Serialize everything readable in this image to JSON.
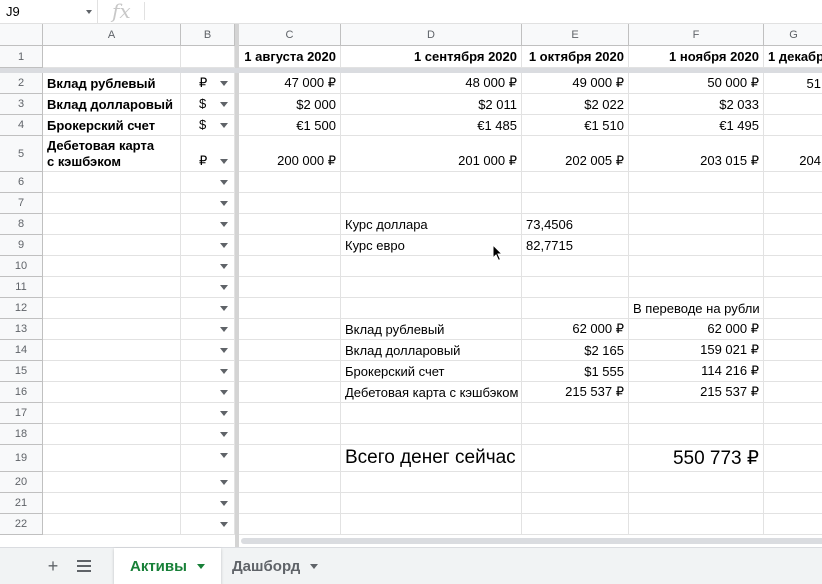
{
  "formula_bar": {
    "cell_ref": "J9",
    "fx_label": "fx",
    "formula": ""
  },
  "columns": [
    "A",
    "B",
    "C",
    "D",
    "E",
    "F",
    "G"
  ],
  "rows": [
    "1",
    "2",
    "3",
    "4",
    "5",
    "6",
    "7",
    "8",
    "9",
    "10",
    "11",
    "12",
    "13",
    "14",
    "15",
    "16",
    "17",
    "18",
    "19",
    "20",
    "21",
    "22"
  ],
  "header_row": {
    "C": "1 августа 2020",
    "D": "1 сентября 2020",
    "E": "1 октября 2020",
    "F": "1 ноября 2020",
    "G": "1 декабр"
  },
  "assets": [
    {
      "name": "Вклад рублевый",
      "currency": "₽",
      "C": "47 000 ₽",
      "D": "48 000 ₽",
      "E": "49 000 ₽",
      "F": "50 000 ₽",
      "G": "51"
    },
    {
      "name": "Вклад долларовый",
      "currency": "$",
      "C": "$2 000",
      "D": "$2 011",
      "E": "$2 022",
      "F": "$2 033",
      "G": ""
    },
    {
      "name": "Брокерский счет",
      "currency": "$",
      "C": "€1 500",
      "D": "€1 485",
      "E": "€1 510",
      "F": "€1 495",
      "G": ""
    },
    {
      "name_line1": "Дебетовая карта",
      "name_line2": "с кэшбэком",
      "currency": "₽",
      "C": "200 000 ₽",
      "D": "201 000 ₽",
      "E": "202 005 ₽",
      "F": "203 015 ₽",
      "G": "204"
    }
  ],
  "rates": [
    {
      "label": "Курс доллара",
      "value": "73,4506"
    },
    {
      "label": "Курс евро",
      "value": "82,7715"
    }
  ],
  "summary": {
    "rub_header": "В переводе на рубли",
    "rows": [
      {
        "label": "Вклад рублевый",
        "value": "62 000 ₽",
        "rub": "62 000 ₽"
      },
      {
        "label": "Вклад долларовый",
        "value": "$2 165",
        "rub": "159 021 ₽"
      },
      {
        "label": "Брокерский счет",
        "value": "$1 555",
        "rub": "114 216 ₽"
      },
      {
        "label": "Дебетовая карта с кэшбэком",
        "value": "215 537 ₽",
        "rub": "215 537 ₽"
      }
    ],
    "total_label": "Всего денег сейчас",
    "total_value": "550 773 ₽"
  },
  "tabs": {
    "add_icon": "plus-icon",
    "list_icon": "list-icon",
    "sheets": [
      {
        "label": "Активы",
        "active": true
      },
      {
        "label": "Дашборд",
        "active": false
      }
    ]
  },
  "colors": {
    "active_tab": "#188038",
    "header_bg": "#f8f9fa",
    "grid": "#e2e2e2"
  }
}
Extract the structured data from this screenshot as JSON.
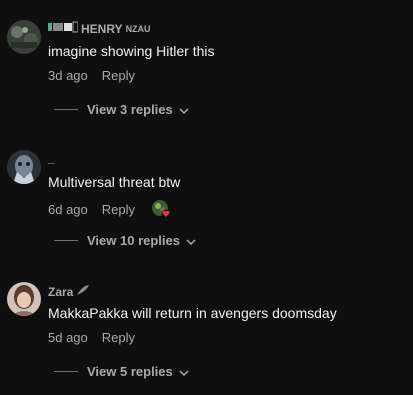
{
  "comments": [
    {
      "author": "HENRY",
      "author_suffix": "NZAU",
      "text": "imagine showing Hitler this",
      "time": "3d ago",
      "reply_label": "Reply",
      "replies_label": "View 3 replies"
    },
    {
      "author": "_",
      "text": "Multiversal threat btw",
      "time": "6d ago",
      "reply_label": "Reply",
      "replies_label": "View 10 replies",
      "has_creator_heart": true
    },
    {
      "author": "Zara",
      "text": "MakkaPakka will return in avengers doomsday",
      "time": "5d ago",
      "reply_label": "Reply",
      "replies_label": "View 5 replies"
    }
  ],
  "icons": {
    "chevron": "chevron-down-icon",
    "heart": "heart-icon"
  },
  "colors": {
    "background": "#0f0f0f",
    "text_primary": "#f1f1f1",
    "text_secondary": "#aaaaaa",
    "heart": "#e53935"
  }
}
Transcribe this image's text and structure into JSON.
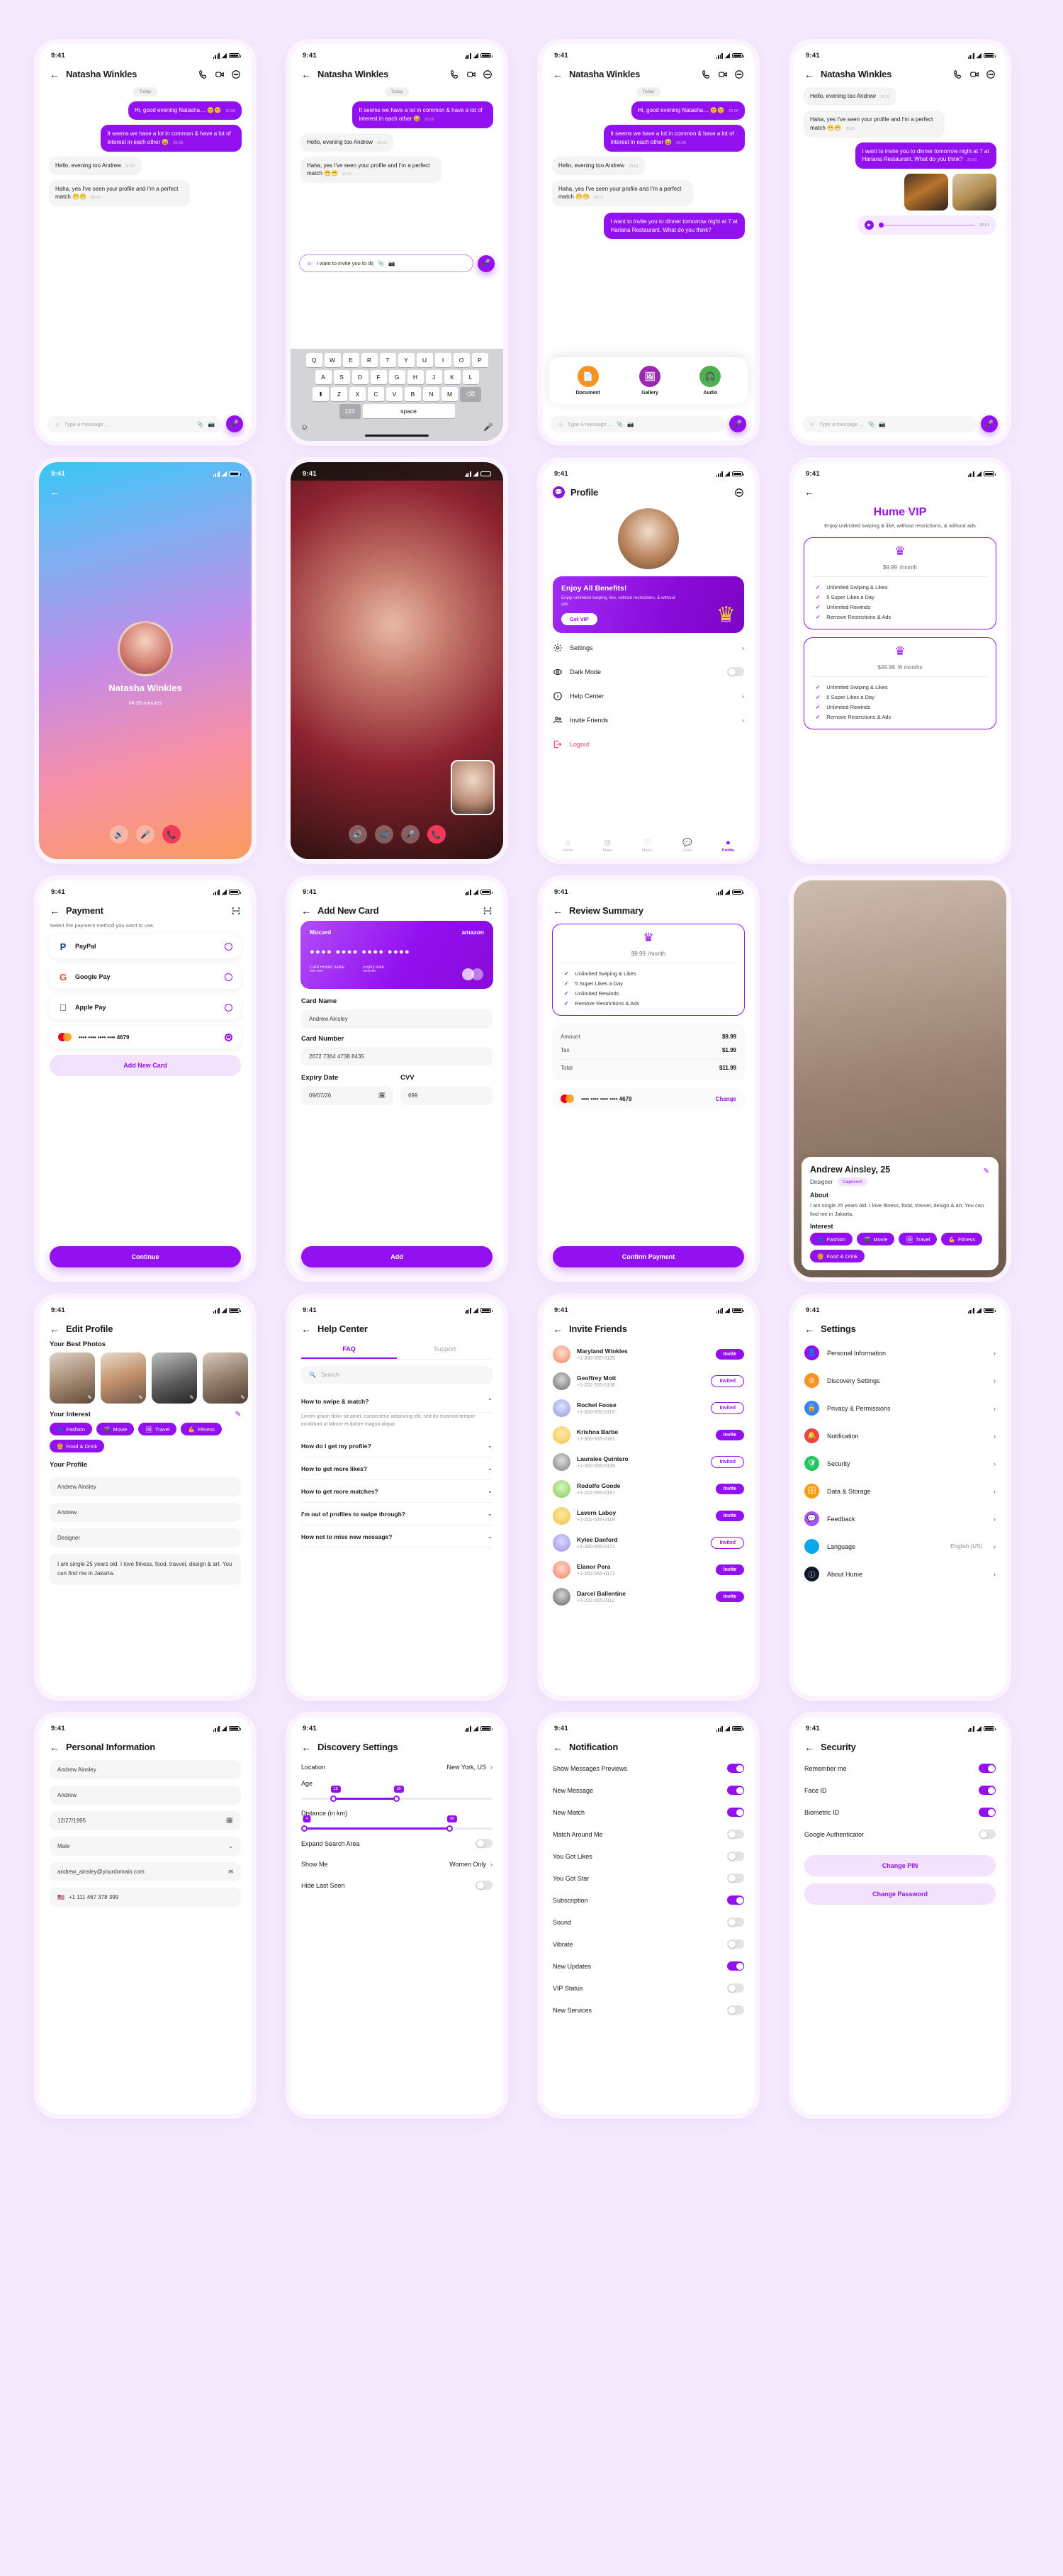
{
  "status_bar": {
    "time": "9:41"
  },
  "chat": {
    "contact": "Natasha Winkles",
    "day_label": "Today",
    "messages": [
      {
        "text": "Hi, good evening Natasha… 😊😊",
        "time": "20.00",
        "side": "out"
      },
      {
        "text": "It seems we have a lot in common & have a lot of interest in each other 😅",
        "time": "20.00",
        "side": "out"
      },
      {
        "text": "Hello, evening too Andrew",
        "time": "20.01",
        "side": "in"
      },
      {
        "text": "Haha, yes I've seen your profile and I'm a perfect match 😁😁",
        "time": "20.01",
        "side": "in"
      },
      {
        "text": "I want to invite you to dinner tomorrow night at 7 at Hariana Restaurant. What do you think?",
        "time": "20.01",
        "side": "out"
      }
    ],
    "voice_time": "20.01",
    "composer_placeholder": "Type a message ...",
    "composer_typed": "I want to invite you to di|",
    "attachments": [
      {
        "label": "Document",
        "color": "#f79421",
        "icon": "document-icon"
      },
      {
        "label": "Gallery",
        "color": "#9c27b0",
        "icon": "gallery-icon"
      },
      {
        "label": "Audio",
        "color": "#4caf50",
        "icon": "audio-icon"
      }
    ],
    "keyboard": {
      "row1": [
        "Q",
        "W",
        "E",
        "R",
        "T",
        "Y",
        "U",
        "I",
        "O",
        "P"
      ],
      "row2": [
        "A",
        "S",
        "D",
        "F",
        "G",
        "H",
        "J",
        "K",
        "L"
      ],
      "row3": [
        "Z",
        "X",
        "C",
        "V",
        "B",
        "N",
        "M"
      ],
      "shift": "⬆",
      "backspace": "⌫",
      "num": "123",
      "space": "space"
    }
  },
  "call": {
    "name": "Natasha Winkles",
    "duration": "04:35 minutes"
  },
  "profile": {
    "title": "Profile",
    "banner": {
      "heading": "Enjoy All Benefits!",
      "sub": "Enjoy unlimited swiping, like, without restrictions, & without ads",
      "cta": "Get VIP"
    },
    "menu": [
      {
        "label": "Settings",
        "icon": "gear-icon",
        "type": "chevron"
      },
      {
        "label": "Dark Mode",
        "icon": "eye-icon",
        "type": "toggle",
        "on": false
      },
      {
        "label": "Help Center",
        "icon": "info-icon",
        "type": "chevron"
      },
      {
        "label": "Invite Friends",
        "icon": "people-icon",
        "type": "chevron"
      },
      {
        "label": "Logout",
        "icon": "logout-icon",
        "type": "danger"
      }
    ],
    "tabs": [
      {
        "label": "Home",
        "icon": "home-icon",
        "active": false
      },
      {
        "label": "Maps",
        "icon": "compass-icon",
        "active": false
      },
      {
        "label": "Match",
        "icon": "heart-icon",
        "active": false
      },
      {
        "label": "Chats",
        "icon": "chat-icon",
        "active": false
      },
      {
        "label": "Profile",
        "icon": "person-icon",
        "active": true
      }
    ]
  },
  "vip": {
    "title": "Hume VIP",
    "subtitle": "Enjoy unlimited swiping & like, without restrictions, & without ads",
    "plans": [
      {
        "price": "$9.99",
        "period": "/month",
        "features": [
          "Unlimited Swiping & Likes",
          "5 Super Likes a Day",
          "Unlimited Rewinds",
          "Remove Restrictions & Ads"
        ]
      },
      {
        "price": "$49.99",
        "period": "/6 months",
        "features": [
          "Unlimited Swiping & Likes",
          "5 Super Likes a Day",
          "Unlimited Rewinds",
          "Remove Restrictions & Ads"
        ]
      }
    ]
  },
  "payment": {
    "title": "Payment",
    "subtitle": "Select the payment method you want to use.",
    "methods": [
      {
        "name": "PayPal",
        "selected": false,
        "icon": "paypal-icon"
      },
      {
        "name": "Google Pay",
        "selected": false,
        "icon": "google-icon"
      },
      {
        "name": "Apple Pay",
        "selected": false,
        "icon": "apple-icon"
      },
      {
        "name": "•••• •••• •••• •••• 4679",
        "selected": true,
        "icon": "mastercard-icon"
      }
    ],
    "add_card": "Add New Card",
    "continue": "Continue"
  },
  "add_card": {
    "title": "Add New Card",
    "card": {
      "brand": "Mocard",
      "issuer": "amazon",
      "number_mask": "●●●●  ●●●●  ●●●●  ●●●●",
      "holder_label": "Card Holder name",
      "holder_value": "•••• ••••",
      "expiry_label": "Expiry date",
      "expiry_value": "••••/••••"
    },
    "fields": [
      {
        "label": "Card Name",
        "value": "Andrew Ainsley"
      },
      {
        "label": "Card Number",
        "value": "2672 7364 4738 8435"
      }
    ],
    "expiry_label": "Expiry Date",
    "expiry_value": "09/07/26",
    "cvv_label": "CVV",
    "cvv_value": "699",
    "submit": "Add"
  },
  "review": {
    "title": "Review Summary",
    "price": "$9.99",
    "period": "/month",
    "features": [
      "Unlimited Swiping & Likes",
      "5 Super Likes a Day",
      "Unlimited Rewinds",
      "Remove Restrictions & Ads"
    ],
    "lines": [
      {
        "label": "Amount",
        "value": "$9.99"
      },
      {
        "label": "Tax",
        "value": "$1.99"
      },
      {
        "label": "Total",
        "value": "$11.99"
      }
    ],
    "card_mask": "•••• •••• •••• •••• 4679",
    "change": "Change",
    "confirm": "Confirm Payment"
  },
  "profile_detail": {
    "name": "Andrew Ainsley, 25",
    "job": "Designer",
    "zodiac": "Capricorn",
    "about_heading": "About",
    "about": "I am single 25 years old. I love fitness, food, travvel, design & art. You can find me in Jakarta.",
    "interest_heading": "Interest",
    "interests": [
      {
        "label": "Fashion",
        "emoji": "👗"
      },
      {
        "label": "Movie",
        "emoji": "🎬"
      },
      {
        "label": "Travel",
        "emoji": "🖼"
      },
      {
        "label": "Fitness",
        "emoji": "💪"
      },
      {
        "label": "Food & Drink",
        "emoji": "🍔"
      }
    ]
  },
  "edit_profile": {
    "title": "Edit Profile",
    "photos_heading": "Your Best Photos",
    "interest_heading": "Your Interest",
    "profile_heading": "Your Profile",
    "interests": [
      {
        "label": "Fashion",
        "emoji": "👗"
      },
      {
        "label": "Movie",
        "emoji": "🎬"
      },
      {
        "label": "Travel",
        "emoji": "🖼"
      },
      {
        "label": "Fitness",
        "emoji": "💪"
      },
      {
        "label": "Food & Drink",
        "emoji": "🍔"
      }
    ],
    "fields": [
      "Andrew Ainsley",
      "Andrew",
      "Designer",
      "I am single 25 years old. I love fitness, food, travvel, design & art. You can find me in Jakarta."
    ]
  },
  "help_center": {
    "title": "Help Center",
    "tabs": [
      {
        "label": "FAQ",
        "active": true
      },
      {
        "label": "Support",
        "active": false
      }
    ],
    "search_placeholder": "Search",
    "questions": [
      {
        "q": "How to swipe & match?",
        "open": true,
        "a": "Lorem ipsum dolor sit amet, consectetur adipiscing elit, sed do eiusmod tempor incididunt ut labore et dolore magna aliqua."
      },
      {
        "q": "How do I get my profile?",
        "open": false,
        "a": ""
      },
      {
        "q": "How to get more likes?",
        "open": false,
        "a": ""
      },
      {
        "q": "How to get more matches?",
        "open": false,
        "a": ""
      },
      {
        "q": "I'm out of profiles to swipe through?",
        "open": false,
        "a": ""
      },
      {
        "q": "How not to miss new message?",
        "open": false,
        "a": ""
      }
    ]
  },
  "invite_friends": {
    "title": "Invite Friends",
    "contacts": [
      {
        "name": "Maryland Winkles",
        "phone": "+1-300-555-0135",
        "state": "Invite"
      },
      {
        "name": "Geoffrey Mott",
        "phone": "+1-202-555-0136",
        "state": "Invited"
      },
      {
        "name": "Rochel Foose",
        "phone": "+1-300-555-0119",
        "state": "Invited"
      },
      {
        "name": "Krishna Barbe",
        "phone": "+1-300-555-0161",
        "state": "Invite"
      },
      {
        "name": "Lauralee Quintero",
        "phone": "+1-300-555-0136",
        "state": "Invited"
      },
      {
        "name": "Rodolfo Goode",
        "phone": "+1-202-555-0167",
        "state": "Invite"
      },
      {
        "name": "Lavern Laboy",
        "phone": "+1-202-555-0119",
        "state": "Invite"
      },
      {
        "name": "Kylee Danford",
        "phone": "+1-300-555-0171",
        "state": "Invited"
      },
      {
        "name": "Elanor Pera",
        "phone": "+1-202-555-0171",
        "state": "Invite"
      },
      {
        "name": "Darcel Ballentine",
        "phone": "+1-202-555-0112",
        "state": "Invite"
      }
    ]
  },
  "settings": {
    "title": "Settings",
    "items": [
      {
        "label": "Personal Information",
        "icon": "person-icon",
        "color": "#9310f0",
        "value": ""
      },
      {
        "label": "Discovery Settings",
        "icon": "compass-icon",
        "color": "#f79421",
        "value": ""
      },
      {
        "label": "Privacy & Permissions",
        "icon": "lock-icon",
        "color": "#3b82f6",
        "value": ""
      },
      {
        "label": "Notification",
        "icon": "bell-icon",
        "color": "#ef4444",
        "value": ""
      },
      {
        "label": "Security",
        "icon": "shield-icon",
        "color": "#22c55e",
        "value": ""
      },
      {
        "label": "Data & Storage",
        "icon": "database-icon",
        "color": "#f59e0b",
        "value": ""
      },
      {
        "label": "Feedback",
        "icon": "chat-icon",
        "color": "#a855f7",
        "value": ""
      },
      {
        "label": "Language",
        "icon": "globe-icon",
        "color": "#0ea5e9",
        "value": "English (US)"
      },
      {
        "label": "About Hume",
        "icon": "info-icon",
        "color": "#111827",
        "value": ""
      }
    ]
  },
  "personal_information": {
    "title": "Personal Information",
    "fields": [
      {
        "value": "Andrew Ainsley",
        "icon": ""
      },
      {
        "value": "Andrew",
        "icon": ""
      },
      {
        "value": "12/27/1995",
        "icon": "calendar-icon"
      },
      {
        "value": "Male",
        "icon": "chevron-down-icon"
      },
      {
        "value": "andrew_ainsley@yourdomain.com",
        "icon": "mail-icon"
      },
      {
        "value": "+1 111 467 378 399",
        "icon": "flag-icon"
      }
    ]
  },
  "discovery_settings": {
    "title": "Discovery Settings",
    "location_label": "Location",
    "location_value": "New York, US",
    "age_label": "Age",
    "age_min": "18",
    "age_max": "30",
    "distance_label": "Distance (in km)",
    "distance_min": "4",
    "distance_max": "80",
    "expand_label": "Expand Search Area",
    "expand_on": false,
    "showme_label": "Show Me",
    "showme_value": "Women Only",
    "hide_label": "Hide Last Seen",
    "hide_on": false
  },
  "notification": {
    "title": "Notification",
    "items": [
      {
        "label": "Show Messages Previews",
        "on": true
      },
      {
        "label": "New Message",
        "on": true
      },
      {
        "label": "New Match",
        "on": true
      },
      {
        "label": "Match Around Me",
        "on": false
      },
      {
        "label": "You Got Likes",
        "on": false
      },
      {
        "label": "You Got Star",
        "on": false
      },
      {
        "label": "Subscription",
        "on": true
      },
      {
        "label": "Sound",
        "on": false
      },
      {
        "label": "Vibrate",
        "on": false
      },
      {
        "label": "New Updates",
        "on": true
      },
      {
        "label": "VIP Status",
        "on": false
      },
      {
        "label": "New Services",
        "on": false
      }
    ]
  },
  "security": {
    "title": "Security",
    "items": [
      {
        "label": "Remember me",
        "on": true
      },
      {
        "label": "Face ID",
        "on": true
      },
      {
        "label": "Biometric ID",
        "on": true
      },
      {
        "label": "Google Authenticator",
        "on": false
      }
    ],
    "change_pin": "Change PIN",
    "change_password": "Change Password"
  },
  "colors": {
    "accent": "#9310f0",
    "bg": "#f4e9fd",
    "danger": "#f5385a",
    "gold": "#ffd02e"
  }
}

────────────────────

*What you should do*
Look for the word "Change" in every line of the listing and copy the lines that have it.

*Expected answer*
    "change": "Change",
    "change_pin": "Change PIN",
    "change_password": "Change Password"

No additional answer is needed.